» **AIM**
Reproduce word for word the note below on a landlord's remedies for disrepair during a lease term.

» **DOCUMENT SECTION**
•••••

Disrepair During The Term: What Can A Landlord Do?

Most commercial leases make tenants responsible for keeping the property in good condition and repair. If a property falls into disrepair during the term of the lease, a landlord may be happy to wait until the end of the term and deal with this by way of a dilapidations claim to cover the costs of the repairs. However, a landlord may prefer to ensure that repair works are carried out immediately, to protect its investment and preserve the value of the property. If a tenant refuses to carry out the required work, what can a landlord do?

This note explains the "self-help" remedy for landlords, found in most leases, and often referred to as a Jervis v Harris clause. It also summarises the position if such a clause is not included.

What is a Jervis v Harris clause?

A Jervis v Harris clause is a lease clause which, following notice to the tenant, allows a landlord to enter the let property, carry out repair works and recover the cost of the work from the tenant if the tenant fails to do these works itself. The costs incurred by the landlord in carrying out any works pursuant to a clause of this kind become a debt due from the tenant to the landlord.

•••••

» **INFORMATION PROVIDED**
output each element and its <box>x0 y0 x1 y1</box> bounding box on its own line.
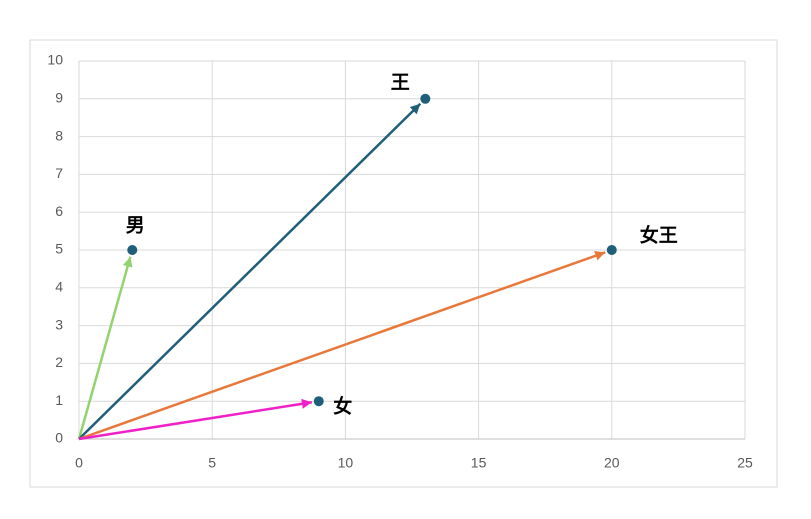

•••••

» **SOLVED EXERCISE**
Disrepair During The Term: What Can A Landlord Do?

Most commercial leases make tenants responsible for keeping the property in good condition and repair. If a property falls into disrepair during the term of the lease, a landlord may be happy to wait until the end of the term and deal with this by way of a dilapidations claim to cover the costs of the repairs. However, a landlord may prefer to ensure that repair works are carried out immediately, to protect its investment and preserve the value of the property. If a tenant refuses to carry out the required work, what can a landlord do?

This note explains the "self-help" remedy for landlords, found in most leases, and often referred to as a Jervis v Harris clause. It also summarises the position if such a clause is not included.

What is a Jervis v Harris clause?

A Jervis v Harris clause is a lease clause which, following notice to the tenant, allows a landlord to enter the let property, carry out repair works and recover the cost of the work from the tenant if the tenant fails to do these works itself. The costs incurred by the landlord in carrying out any works pursuant to a clause of this kind become a debt due from the tenant to the landlord.